__Supplied material__
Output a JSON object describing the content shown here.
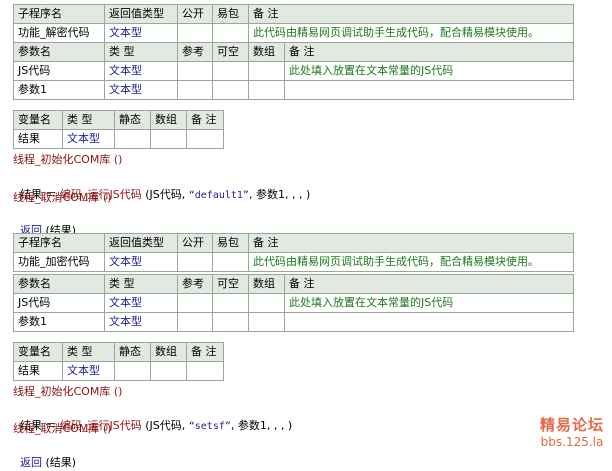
{
  "sub_header": {
    "name": "子程序名",
    "return_type": "返回值类型",
    "public": "公开",
    "easy_pkg": "易包",
    "remark": "备 注"
  },
  "param_header": {
    "name": "参数名",
    "type": "类 型",
    "ref": "参考",
    "nullable": "可空",
    "array": "数组",
    "remark": "备 注"
  },
  "var_header": {
    "name": "变量名",
    "type": "类 型",
    "static": "静态",
    "array": "数组",
    "remark": "备 注"
  },
  "blocks": [
    {
      "sub": {
        "name": "功能_解密代码",
        "return_type": "文本型",
        "remark": "此代码由精易网页调试助手生成代码，配合精易模块使用。"
      },
      "params": [
        {
          "name": "JS代码",
          "type": "文本型",
          "remark": "此处填入放置在文本常量的JS代码"
        },
        {
          "name": "参数1",
          "type": "文本型",
          "remark": ""
        }
      ],
      "vars": [
        {
          "name": "结果",
          "type": "文本型"
        }
      ],
      "code": {
        "line1": "线程_初始化COM库 ()",
        "line2_lhs": "结果 ＝ ",
        "line2_call": "编码_运行JS代码",
        "line2_args_a": " (JS代码, ",
        "line2_str": "“default1”",
        "line2_args_b": ", 参数1, , , )",
        "line3": "线程_取消COM库 ()",
        "line4_kw": "返回",
        "line4_rest": " (结果)"
      }
    },
    {
      "sub": {
        "name": "功能_加密代码",
        "return_type": "文本型",
        "remark": "此代码由精易网页调试助手生成代码，配合精易模块使用。"
      },
      "params": [
        {
          "name": "JS代码",
          "type": "文本型",
          "remark": "此处填入放置在文本常量的JS代码"
        },
        {
          "name": "参数1",
          "type": "文本型",
          "remark": ""
        }
      ],
      "vars": [
        {
          "name": "结果",
          "type": "文本型"
        }
      ],
      "code": {
        "line1": "线程_初始化COM库 ()",
        "line2_lhs": "结果 ＝ ",
        "line2_call": "编码_运行JS代码",
        "line2_args_a": " (JS代码, ",
        "line2_str": "“setsf”",
        "line2_args_b": ", 参数1, , , )",
        "line3": "线程_取消COM库 ()",
        "line4_kw": "返回",
        "line4_rest": " (结果)"
      }
    }
  ],
  "watermark": {
    "line1": "精易论坛",
    "line2": "bbs.125.la"
  }
}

__Short exercise__
The records above must be printed exactly; the pictures stay out.

__Exercise output__
Output a JSON object describing the content shown here.
{
  "sub_header": {
    "name": "子程序名",
    "return_type": "返回值类型",
    "public": "公开",
    "easy_pkg": "易包",
    "remark": "备 注"
  },
  "param_header": {
    "name": "参数名",
    "type": "类 型",
    "ref": "参考",
    "nullable": "可空",
    "array": "数组",
    "remark": "备 注"
  },
  "var_header": {
    "name": "变量名",
    "type": "类 型",
    "static": "静态",
    "array": "数组",
    "remark": "备 注"
  },
  "blocks": [
    {
      "sub": {
        "name": "功能_解密代码",
        "return_type": "文本型",
        "remark": "此代码由精易网页调试助手生成代码，配合精易模块使用。"
      },
      "params": [
        {
          "name": "JS代码",
          "type": "文本型",
          "remark": "此处填入放置在文本常量的JS代码"
        },
        {
          "name": "参数1",
          "type": "文本型",
          "remark": ""
        }
      ],
      "vars": [
        {
          "name": "结果",
          "type": "文本型"
        }
      ],
      "code": {
        "line1": "线程_初始化COM库 ()",
        "line2_lhs": "结果 ＝ ",
        "line2_call": "编码_运行JS代码",
        "line2_args_a": " (JS代码, ",
        "line2_str": "“default1”",
        "line2_args_b": ", 参数1, , , )",
        "line3": "线程_取消COM库 ()",
        "line4_kw": "返回",
        "line4_rest": " (结果)"
      }
    },
    {
      "sub": {
        "name": "功能_加密代码",
        "return_type": "文本型",
        "remark": "此代码由精易网页调试助手生成代码，配合精易模块使用。"
      },
      "params": [
        {
          "name": "JS代码",
          "type": "文本型",
          "remark": "此处填入放置在文本常量的JS代码"
        },
        {
          "name": "参数1",
          "type": "文本型",
          "remark": ""
        }
      ],
      "vars": [
        {
          "name": "结果",
          "type": "文本型"
        }
      ],
      "code": {
        "line1": "线程_初始化COM库 ()",
        "line2_lhs": "结果 ＝ ",
        "line2_call": "编码_运行JS代码",
        "line2_args_a": " (JS代码, ",
        "line2_str": "“setsf”",
        "line2_args_b": ", 参数1, , , )",
        "line3": "线程_取消COM库 ()",
        "line4_kw": "返回",
        "line4_rest": " (结果)"
      }
    }
  ],
  "watermark": {
    "line1": "精易论坛",
    "line2": "bbs.125.la"
  }
}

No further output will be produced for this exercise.